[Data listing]
⟨

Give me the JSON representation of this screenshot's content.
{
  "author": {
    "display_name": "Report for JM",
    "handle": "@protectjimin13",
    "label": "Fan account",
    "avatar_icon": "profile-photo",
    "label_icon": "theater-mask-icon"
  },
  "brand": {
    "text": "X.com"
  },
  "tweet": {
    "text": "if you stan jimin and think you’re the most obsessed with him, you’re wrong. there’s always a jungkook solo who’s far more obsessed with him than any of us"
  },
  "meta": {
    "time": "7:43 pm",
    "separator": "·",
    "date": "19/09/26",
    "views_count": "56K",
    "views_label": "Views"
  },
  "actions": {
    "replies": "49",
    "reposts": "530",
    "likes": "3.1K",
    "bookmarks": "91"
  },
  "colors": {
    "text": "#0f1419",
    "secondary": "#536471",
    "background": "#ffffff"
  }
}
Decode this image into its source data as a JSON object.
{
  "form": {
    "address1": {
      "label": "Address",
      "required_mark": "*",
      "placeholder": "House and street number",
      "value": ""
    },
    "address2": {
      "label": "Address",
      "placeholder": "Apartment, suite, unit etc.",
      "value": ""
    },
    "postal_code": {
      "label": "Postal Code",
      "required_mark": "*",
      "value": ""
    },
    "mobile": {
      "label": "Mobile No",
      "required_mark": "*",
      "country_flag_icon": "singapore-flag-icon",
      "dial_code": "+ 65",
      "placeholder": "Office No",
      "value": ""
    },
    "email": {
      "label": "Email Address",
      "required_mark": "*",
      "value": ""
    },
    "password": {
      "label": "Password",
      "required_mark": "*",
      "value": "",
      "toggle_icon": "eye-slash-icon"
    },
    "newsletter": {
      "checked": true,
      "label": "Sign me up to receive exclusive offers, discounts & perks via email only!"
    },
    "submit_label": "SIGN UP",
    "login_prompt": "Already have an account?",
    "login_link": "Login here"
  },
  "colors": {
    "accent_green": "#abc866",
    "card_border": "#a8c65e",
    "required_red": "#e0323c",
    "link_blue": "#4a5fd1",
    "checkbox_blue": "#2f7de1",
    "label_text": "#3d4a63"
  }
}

⟩

→ **PROBLEM TO WORK ON**
Repeat the whole listing exactly, keeping every line intact.

→ **RESULT BELOW**
Give me the JSON representation of this screenshot's content.
{
  "author": {
    "display_name": "Report for JM",
    "handle": "@protectjimin13",
    "label": "Fan account",
    "avatar_icon": "profile-photo",
    "label_icon": "theater-mask-icon"
  },
  "brand": {
    "text": "X.com"
  },
  "tweet": {
    "text": "if you stan jimin and think you’re the most obsessed with him, you’re wrong. there’s always a jungkook solo who’s far more obsessed with him than any of us"
  },
  "meta": {
    "time": "7:43 pm",
    "separator": "·",
    "date": "19/09/26",
    "views_count": "56K",
    "views_label": "Views"
  },
  "actions": {
    "replies": "49",
    "reposts": "530",
    "likes": "3.1K",
    "bookmarks": "91"
  },
  "colors": {
    "text": "#0f1419",
    "secondary": "#536471",
    "background": "#ffffff"
  }
}
Decode this image into its source data as a JSON object.
{
  "form": {
    "address1": {
      "label": "Address",
      "required_mark": "*",
      "placeholder": "House and street number",
      "value": ""
    },
    "address2": {
      "label": "Address",
      "placeholder": "Apartment, suite, unit etc.",
      "value": ""
    },
    "postal_code": {
      "label": "Postal Code",
      "required_mark": "*",
      "value": ""
    },
    "mobile": {
      "label": "Mobile No",
      "required_mark": "*",
      "country_flag_icon": "singapore-flag-icon",
      "dial_code": "+ 65",
      "placeholder": "Office No",
      "value": ""
    },
    "email": {
      "label": "Email Address",
      "required_mark": "*",
      "value": ""
    },
    "password": {
      "label": "Password",
      "required_mark": "*",
      "value": "",
      "toggle_icon": "eye-slash-icon"
    },
    "newsletter": {
      "checked": true,
      "label": "Sign me up to receive exclusive offers, discounts & perks via email only!"
    },
    "submit_label": "SIGN UP",
    "login_prompt": "Already have an account?",
    "login_link": "Login here"
  },
  "colors": {
    "accent_green": "#abc866",
    "card_border": "#a8c65e",
    "required_red": "#e0323c",
    "link_blue": "#4a5fd1",
    "checkbox_blue": "#2f7de1",
    "label_text": "#3d4a63"
  }
}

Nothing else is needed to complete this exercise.